Extracted records:
"""

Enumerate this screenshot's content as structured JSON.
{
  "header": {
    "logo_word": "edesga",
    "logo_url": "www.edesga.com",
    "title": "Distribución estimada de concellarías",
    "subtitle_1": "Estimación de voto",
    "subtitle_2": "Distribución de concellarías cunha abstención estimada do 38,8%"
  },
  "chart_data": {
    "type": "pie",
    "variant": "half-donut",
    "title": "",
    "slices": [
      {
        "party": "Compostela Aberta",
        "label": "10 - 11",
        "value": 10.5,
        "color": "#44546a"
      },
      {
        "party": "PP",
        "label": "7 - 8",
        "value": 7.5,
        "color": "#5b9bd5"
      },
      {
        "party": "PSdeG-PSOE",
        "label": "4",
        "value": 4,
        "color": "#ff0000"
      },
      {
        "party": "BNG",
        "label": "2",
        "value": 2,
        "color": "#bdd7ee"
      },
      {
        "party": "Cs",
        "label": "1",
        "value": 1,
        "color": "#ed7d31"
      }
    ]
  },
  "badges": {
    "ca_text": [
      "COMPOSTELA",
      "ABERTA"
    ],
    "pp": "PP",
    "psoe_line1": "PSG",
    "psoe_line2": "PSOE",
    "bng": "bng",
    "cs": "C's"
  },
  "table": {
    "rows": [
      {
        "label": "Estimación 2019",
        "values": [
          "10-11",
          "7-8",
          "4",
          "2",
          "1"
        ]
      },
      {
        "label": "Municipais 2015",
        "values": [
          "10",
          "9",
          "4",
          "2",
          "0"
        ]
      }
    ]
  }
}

"""

**Requirement**:
Gather up the lines that contain the word "color".

**Exercise result**:
        "color": "#44546a"
        "color": "#5b9bd5"
        "color": "#ff0000"
        "color": "#bdd7ee"
        "color": "#ed7d31"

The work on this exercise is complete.